(Set task): Please find all lines in the data that hold the string "join" and copy them.

(Data shown):
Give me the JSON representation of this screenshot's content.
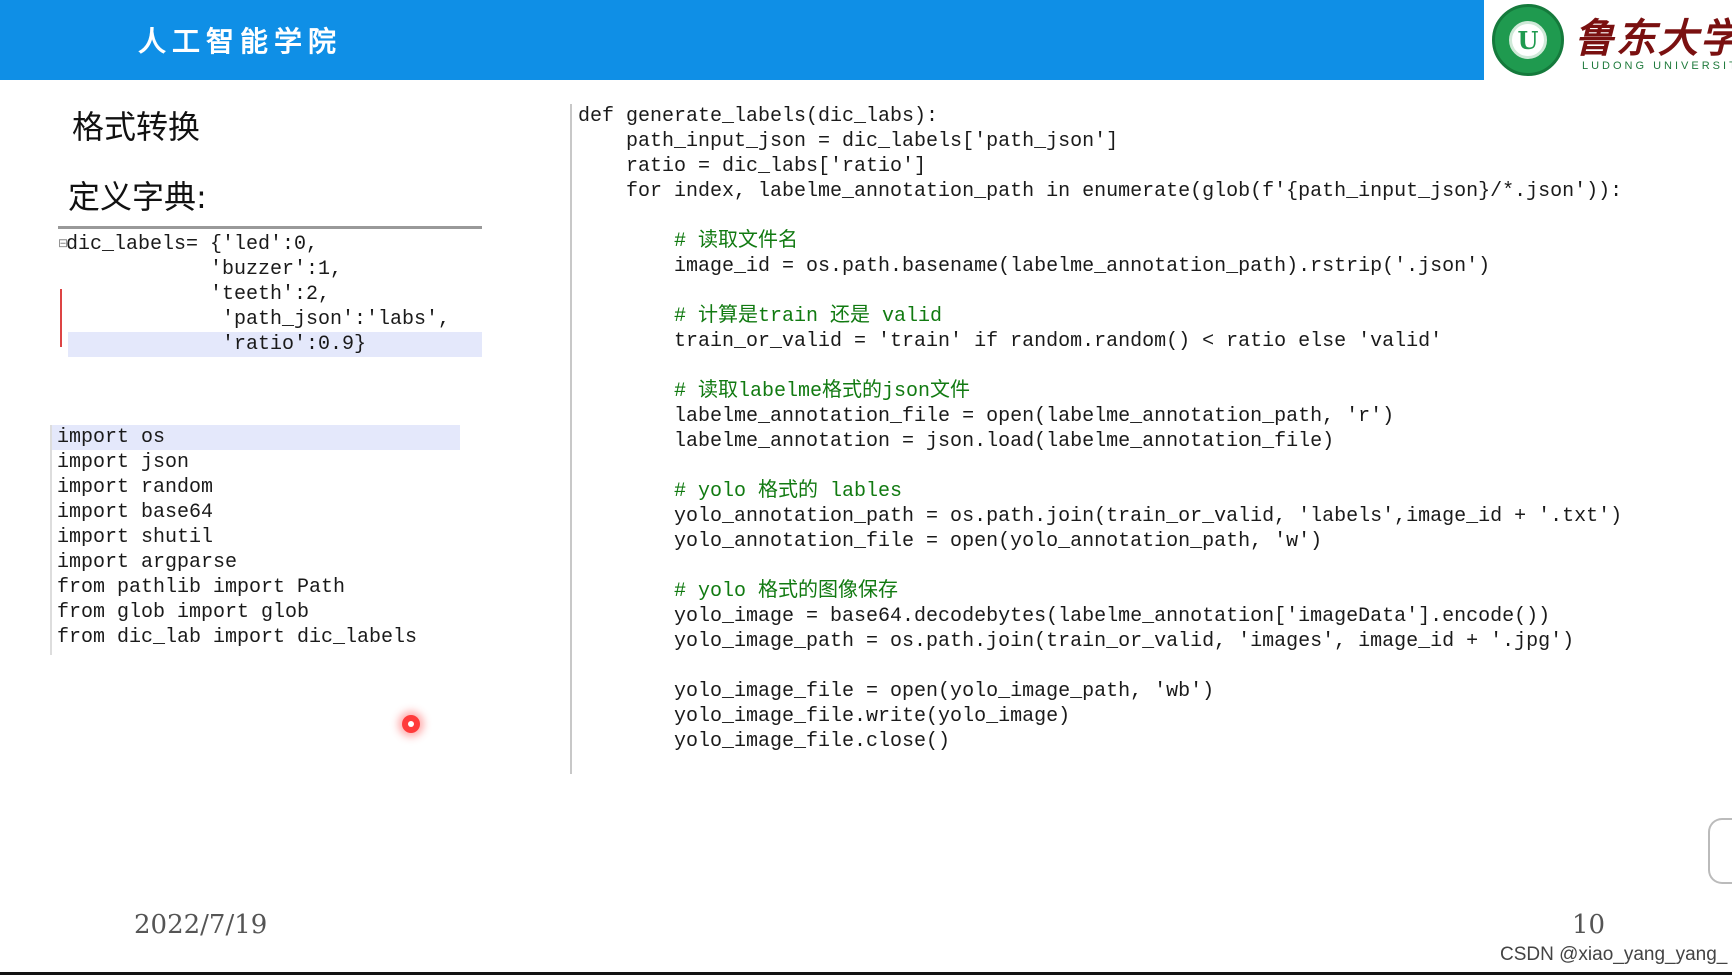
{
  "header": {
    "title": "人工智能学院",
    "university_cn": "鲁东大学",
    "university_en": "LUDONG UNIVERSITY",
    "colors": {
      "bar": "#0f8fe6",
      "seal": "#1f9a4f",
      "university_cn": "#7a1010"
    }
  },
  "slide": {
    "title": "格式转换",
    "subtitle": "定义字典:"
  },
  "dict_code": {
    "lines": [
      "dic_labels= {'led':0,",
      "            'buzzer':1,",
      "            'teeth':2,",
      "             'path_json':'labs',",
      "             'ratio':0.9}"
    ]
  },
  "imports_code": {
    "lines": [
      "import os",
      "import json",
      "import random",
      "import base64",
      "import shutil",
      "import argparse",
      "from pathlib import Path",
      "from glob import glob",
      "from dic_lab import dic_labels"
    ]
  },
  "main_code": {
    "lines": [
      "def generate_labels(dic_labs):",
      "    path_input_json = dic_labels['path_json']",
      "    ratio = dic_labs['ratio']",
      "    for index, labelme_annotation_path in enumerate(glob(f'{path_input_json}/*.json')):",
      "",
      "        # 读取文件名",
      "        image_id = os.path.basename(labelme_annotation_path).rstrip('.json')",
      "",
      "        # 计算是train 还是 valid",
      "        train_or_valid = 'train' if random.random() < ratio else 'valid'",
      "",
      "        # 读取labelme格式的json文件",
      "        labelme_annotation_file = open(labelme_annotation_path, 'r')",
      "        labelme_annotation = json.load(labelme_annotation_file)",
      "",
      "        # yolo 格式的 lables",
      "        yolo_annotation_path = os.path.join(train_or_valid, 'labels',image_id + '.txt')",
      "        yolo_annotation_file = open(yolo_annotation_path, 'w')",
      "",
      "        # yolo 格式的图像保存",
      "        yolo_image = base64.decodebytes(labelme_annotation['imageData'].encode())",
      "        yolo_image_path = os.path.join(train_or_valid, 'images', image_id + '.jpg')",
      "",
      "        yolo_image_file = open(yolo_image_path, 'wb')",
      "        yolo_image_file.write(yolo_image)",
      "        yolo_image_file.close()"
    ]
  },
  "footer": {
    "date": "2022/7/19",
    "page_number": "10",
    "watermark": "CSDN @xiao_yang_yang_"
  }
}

---

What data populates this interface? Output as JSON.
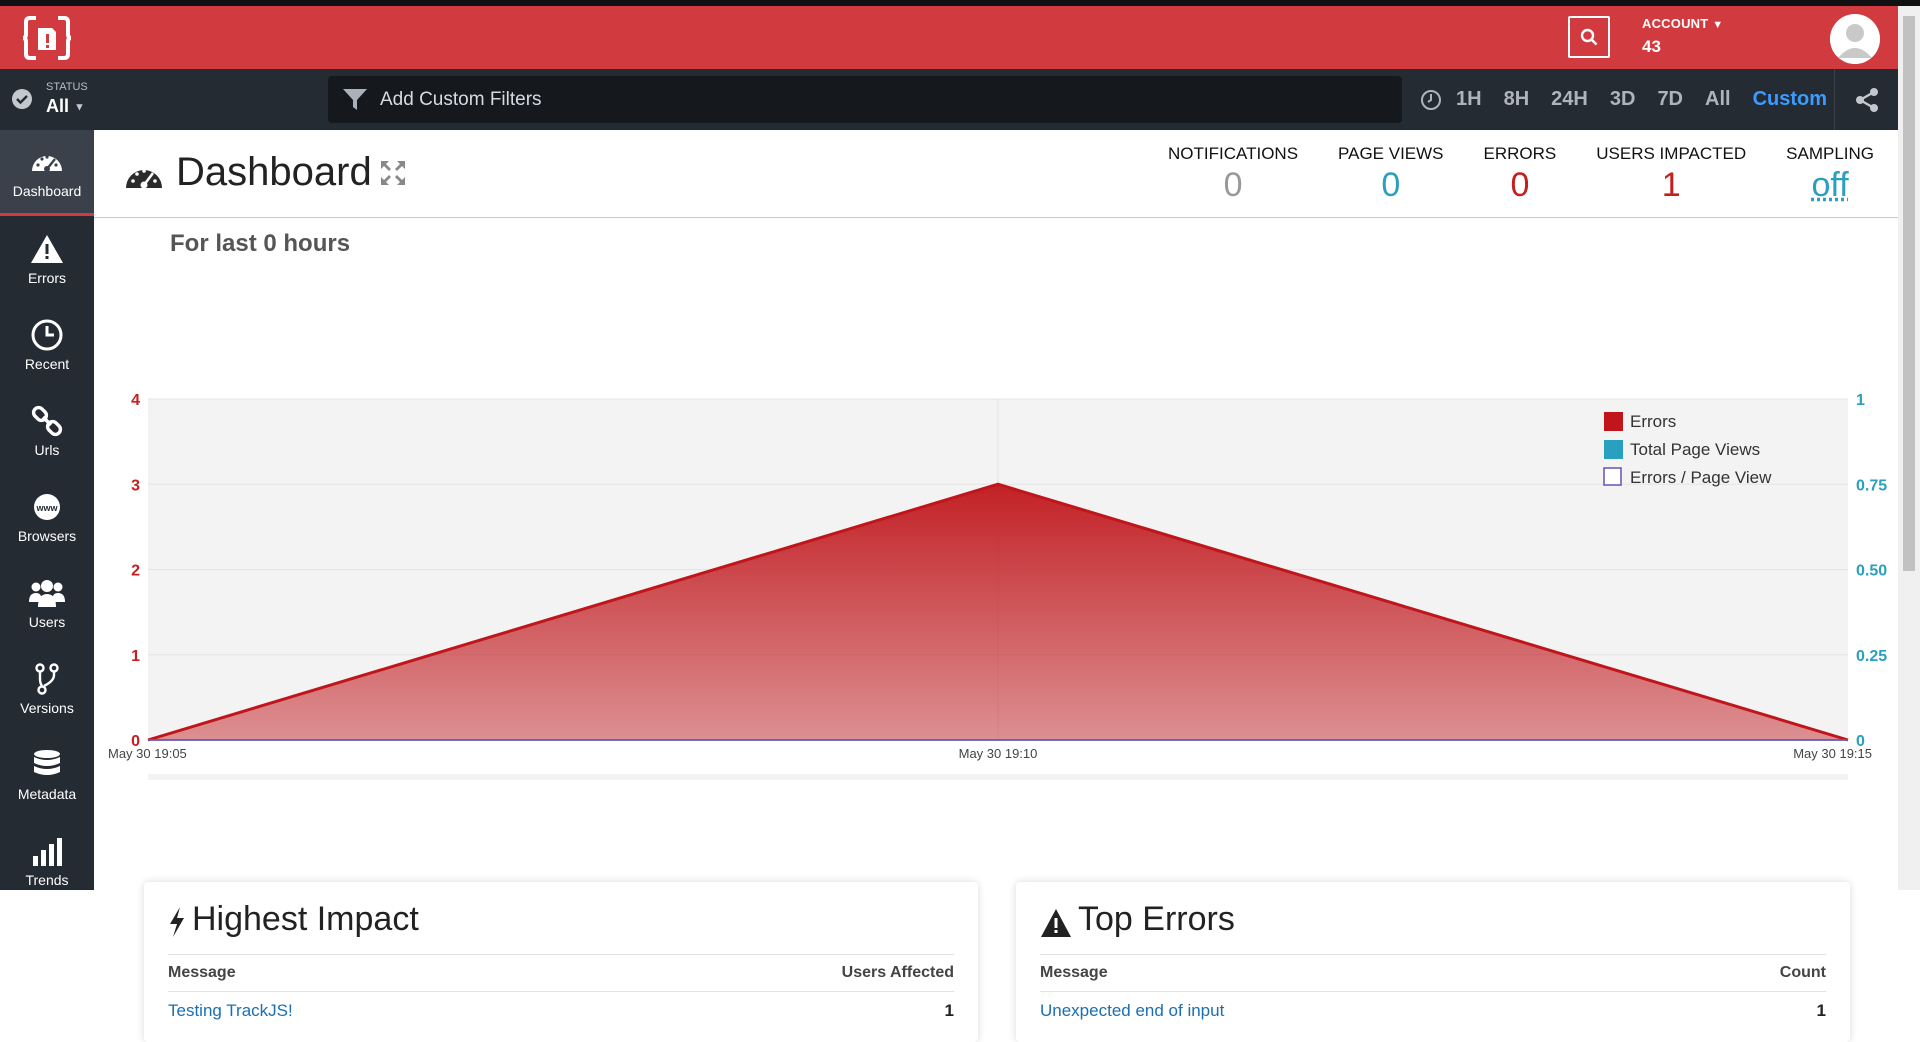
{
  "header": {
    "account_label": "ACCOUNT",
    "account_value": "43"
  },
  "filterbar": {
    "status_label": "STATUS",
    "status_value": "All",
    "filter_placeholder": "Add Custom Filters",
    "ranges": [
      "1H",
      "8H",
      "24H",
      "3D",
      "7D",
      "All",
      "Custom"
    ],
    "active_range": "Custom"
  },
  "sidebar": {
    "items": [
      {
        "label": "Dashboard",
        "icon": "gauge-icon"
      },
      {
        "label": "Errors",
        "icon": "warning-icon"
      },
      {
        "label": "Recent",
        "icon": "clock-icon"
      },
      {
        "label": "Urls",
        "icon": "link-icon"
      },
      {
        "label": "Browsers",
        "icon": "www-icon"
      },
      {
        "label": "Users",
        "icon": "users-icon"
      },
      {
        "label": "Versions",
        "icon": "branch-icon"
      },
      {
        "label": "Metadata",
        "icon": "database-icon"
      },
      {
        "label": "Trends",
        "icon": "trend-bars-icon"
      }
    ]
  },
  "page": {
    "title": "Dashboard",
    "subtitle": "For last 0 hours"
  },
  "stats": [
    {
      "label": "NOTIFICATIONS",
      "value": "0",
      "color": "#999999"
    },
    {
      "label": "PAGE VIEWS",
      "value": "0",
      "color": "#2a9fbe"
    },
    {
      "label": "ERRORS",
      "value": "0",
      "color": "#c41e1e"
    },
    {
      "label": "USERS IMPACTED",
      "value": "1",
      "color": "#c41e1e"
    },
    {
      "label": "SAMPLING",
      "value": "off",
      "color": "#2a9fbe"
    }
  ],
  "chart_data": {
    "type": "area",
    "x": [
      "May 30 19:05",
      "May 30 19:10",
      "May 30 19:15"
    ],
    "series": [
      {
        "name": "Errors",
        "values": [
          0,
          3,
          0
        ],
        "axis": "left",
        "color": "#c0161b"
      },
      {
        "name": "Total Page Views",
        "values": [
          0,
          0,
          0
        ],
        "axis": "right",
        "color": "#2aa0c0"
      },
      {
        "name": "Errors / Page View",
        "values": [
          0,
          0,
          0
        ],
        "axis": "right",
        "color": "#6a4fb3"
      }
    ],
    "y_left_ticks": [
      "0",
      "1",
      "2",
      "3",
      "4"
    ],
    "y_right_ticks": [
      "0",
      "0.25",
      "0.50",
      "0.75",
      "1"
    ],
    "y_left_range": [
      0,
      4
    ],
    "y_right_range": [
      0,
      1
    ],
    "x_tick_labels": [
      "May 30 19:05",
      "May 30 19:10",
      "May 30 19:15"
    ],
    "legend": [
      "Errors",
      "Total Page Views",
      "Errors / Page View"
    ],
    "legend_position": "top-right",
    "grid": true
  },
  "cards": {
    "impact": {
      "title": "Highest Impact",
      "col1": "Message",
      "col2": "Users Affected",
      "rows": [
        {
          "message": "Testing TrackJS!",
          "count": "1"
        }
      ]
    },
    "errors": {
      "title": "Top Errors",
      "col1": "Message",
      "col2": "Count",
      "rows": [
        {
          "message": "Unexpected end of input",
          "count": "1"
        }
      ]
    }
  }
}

(Reply):
      "        yolo_annotation_path = os.path.join(train_or_valid, 'labels',image_id + '.txt')",
      "        yolo_image_path = os.path.join(train_or_valid, 'images', image_id + '.jpg')",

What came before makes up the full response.